Saved data entries:
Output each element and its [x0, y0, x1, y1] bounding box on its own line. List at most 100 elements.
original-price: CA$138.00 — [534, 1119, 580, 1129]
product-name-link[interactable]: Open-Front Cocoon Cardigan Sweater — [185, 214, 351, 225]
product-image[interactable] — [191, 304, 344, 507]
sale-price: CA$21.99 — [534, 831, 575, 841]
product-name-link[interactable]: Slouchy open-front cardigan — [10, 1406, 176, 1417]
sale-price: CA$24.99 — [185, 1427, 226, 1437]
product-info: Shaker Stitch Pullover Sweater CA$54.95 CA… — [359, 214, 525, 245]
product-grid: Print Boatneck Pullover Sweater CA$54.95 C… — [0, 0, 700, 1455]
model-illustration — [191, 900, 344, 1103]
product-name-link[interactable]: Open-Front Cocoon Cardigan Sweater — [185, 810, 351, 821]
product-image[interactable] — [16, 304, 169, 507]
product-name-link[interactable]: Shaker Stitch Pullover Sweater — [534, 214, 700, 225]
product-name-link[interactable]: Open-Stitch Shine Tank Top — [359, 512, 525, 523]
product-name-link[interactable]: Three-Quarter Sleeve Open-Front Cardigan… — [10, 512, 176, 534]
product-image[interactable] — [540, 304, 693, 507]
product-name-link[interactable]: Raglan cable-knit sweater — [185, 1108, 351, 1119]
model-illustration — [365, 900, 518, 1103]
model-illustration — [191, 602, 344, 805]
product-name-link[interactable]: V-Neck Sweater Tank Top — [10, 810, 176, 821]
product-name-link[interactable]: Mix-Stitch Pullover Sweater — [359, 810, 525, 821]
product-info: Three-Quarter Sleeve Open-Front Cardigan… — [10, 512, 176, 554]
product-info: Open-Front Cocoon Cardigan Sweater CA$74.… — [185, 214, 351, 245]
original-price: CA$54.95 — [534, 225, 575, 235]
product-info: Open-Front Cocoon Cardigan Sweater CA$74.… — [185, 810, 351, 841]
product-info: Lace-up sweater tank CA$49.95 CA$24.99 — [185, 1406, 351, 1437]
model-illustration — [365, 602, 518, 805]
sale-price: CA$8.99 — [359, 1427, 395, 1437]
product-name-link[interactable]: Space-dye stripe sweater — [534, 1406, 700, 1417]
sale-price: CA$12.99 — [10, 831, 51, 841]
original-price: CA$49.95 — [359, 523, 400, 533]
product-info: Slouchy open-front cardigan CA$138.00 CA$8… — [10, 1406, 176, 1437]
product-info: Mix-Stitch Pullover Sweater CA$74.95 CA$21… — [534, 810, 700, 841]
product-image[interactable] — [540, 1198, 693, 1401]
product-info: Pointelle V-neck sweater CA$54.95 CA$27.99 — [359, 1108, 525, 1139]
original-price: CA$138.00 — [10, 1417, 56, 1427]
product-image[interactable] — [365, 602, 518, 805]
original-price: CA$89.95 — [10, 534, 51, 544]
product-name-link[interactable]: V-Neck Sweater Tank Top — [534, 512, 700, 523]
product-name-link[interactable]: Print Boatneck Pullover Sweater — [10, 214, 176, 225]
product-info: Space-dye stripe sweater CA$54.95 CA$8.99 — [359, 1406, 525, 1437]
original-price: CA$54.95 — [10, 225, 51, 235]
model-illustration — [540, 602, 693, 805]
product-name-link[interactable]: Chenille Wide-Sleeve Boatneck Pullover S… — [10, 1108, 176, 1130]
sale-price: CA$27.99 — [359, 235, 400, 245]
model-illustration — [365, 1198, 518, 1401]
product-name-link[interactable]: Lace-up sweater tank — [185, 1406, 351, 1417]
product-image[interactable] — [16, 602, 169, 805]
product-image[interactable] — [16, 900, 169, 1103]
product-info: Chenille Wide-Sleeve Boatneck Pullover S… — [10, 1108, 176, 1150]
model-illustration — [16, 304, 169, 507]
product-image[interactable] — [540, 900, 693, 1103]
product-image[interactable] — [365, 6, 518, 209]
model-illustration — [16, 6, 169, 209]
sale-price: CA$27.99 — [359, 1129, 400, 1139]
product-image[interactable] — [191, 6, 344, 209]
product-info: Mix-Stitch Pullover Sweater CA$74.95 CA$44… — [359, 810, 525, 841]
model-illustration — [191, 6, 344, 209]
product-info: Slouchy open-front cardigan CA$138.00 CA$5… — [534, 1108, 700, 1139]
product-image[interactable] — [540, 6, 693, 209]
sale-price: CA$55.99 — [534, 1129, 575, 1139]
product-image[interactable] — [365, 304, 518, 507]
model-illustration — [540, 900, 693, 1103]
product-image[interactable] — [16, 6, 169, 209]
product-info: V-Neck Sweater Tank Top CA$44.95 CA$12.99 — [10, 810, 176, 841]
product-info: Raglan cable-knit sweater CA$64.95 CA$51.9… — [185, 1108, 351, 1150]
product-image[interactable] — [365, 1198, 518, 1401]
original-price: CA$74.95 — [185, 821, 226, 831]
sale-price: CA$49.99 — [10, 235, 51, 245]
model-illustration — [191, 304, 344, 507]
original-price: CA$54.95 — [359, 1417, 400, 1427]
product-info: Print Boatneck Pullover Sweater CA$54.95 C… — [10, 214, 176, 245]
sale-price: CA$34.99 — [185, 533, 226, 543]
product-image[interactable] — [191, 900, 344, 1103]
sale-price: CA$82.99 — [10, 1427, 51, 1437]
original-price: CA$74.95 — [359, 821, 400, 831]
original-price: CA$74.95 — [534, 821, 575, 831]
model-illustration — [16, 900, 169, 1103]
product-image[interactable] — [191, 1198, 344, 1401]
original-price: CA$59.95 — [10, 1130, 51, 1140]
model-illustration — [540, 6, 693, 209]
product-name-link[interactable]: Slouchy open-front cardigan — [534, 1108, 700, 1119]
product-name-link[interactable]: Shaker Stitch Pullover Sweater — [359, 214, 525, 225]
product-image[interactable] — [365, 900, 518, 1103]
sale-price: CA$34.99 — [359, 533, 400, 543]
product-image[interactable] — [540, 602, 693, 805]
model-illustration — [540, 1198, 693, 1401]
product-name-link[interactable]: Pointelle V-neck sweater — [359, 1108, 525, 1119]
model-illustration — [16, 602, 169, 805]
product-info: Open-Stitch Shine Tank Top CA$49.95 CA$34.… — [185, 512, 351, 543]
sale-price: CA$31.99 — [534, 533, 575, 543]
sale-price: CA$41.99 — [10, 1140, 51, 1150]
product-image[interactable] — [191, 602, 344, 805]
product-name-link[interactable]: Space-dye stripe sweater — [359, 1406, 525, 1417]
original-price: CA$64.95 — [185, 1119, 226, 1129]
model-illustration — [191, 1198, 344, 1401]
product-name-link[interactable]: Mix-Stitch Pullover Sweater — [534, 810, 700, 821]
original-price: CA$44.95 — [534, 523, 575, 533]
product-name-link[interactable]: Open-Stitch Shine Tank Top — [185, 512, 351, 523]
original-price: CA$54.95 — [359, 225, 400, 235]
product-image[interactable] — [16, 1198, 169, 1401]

Given exercise: Can you express the lines starting at the first line and ending at the one containing "model-illustration — [191, 602, 344, 805]", both included, as a Markdown table with the columns Row and Line, leaving out any blank lines?

Output below:
| Row | Line |
|---|---|
| 1 | Output each element and its [x0, y0, x1, y1] bounding box on its own line. List at most 100 elements. |
| 2 | original-price: CA$138.00 — [534, 1119, 580, 1129] |
| 3 | product-name-link[interactable]: Open-Front Cocoon Cardigan Sweater — [185, 214, 351, 225] |
| 4 | product-image[interactable] — [191, 304, 344, 507] |
| 5 | sale-price: CA$21.99 — [534, 831, 575, 841] |
| 6 | product-name-link[interactable]: Slouchy open-front cardigan — [10, 1406, 176, 1417] |
| 7 | sale-price: CA$24.99 — [185, 1427, 226, 1437] |
| 8 | product-info: Shaker Stitch Pullover Sweater CA$54.95 CA… — [359, 214, 525, 245] |
| 9 | product-grid: Print Boatneck Pullover Sweater CA$54.95 C… — [0, 0, 700, 1455] |
| 10 | model-illustration — [191, 900, 344, 1103] |
| 11 | product-name-link[interactable]: Open-Front Cocoon Cardigan Sweater — [185, 810, 351, 821] |
| 12 | product-image[interactable] — [16, 304, 169, 507] |
| 13 | product-name-link[interactable]: Shaker Stitch Pullover Sweater — [534, 214, 700, 225] |
| 14 | product-name-link[interactable]: Open-Stitch Shine Tank Top — [359, 512, 525, 523] |
| 15 | product-name-link[interactable]: Three-Quarter Sleeve Open-Front Cardigan… — [10, 512, 176, 534] |
| 16 | product-image[interactable] — [540, 304, 693, 507] |
| 17 | product-name-link[interactable]: Raglan cable-knit sweater — [185, 1108, 351, 1119] |
| 18 | model-illustration — [365, 900, 518, 1103] |
| 19 | model-illustration — [191, 602, 344, 805] |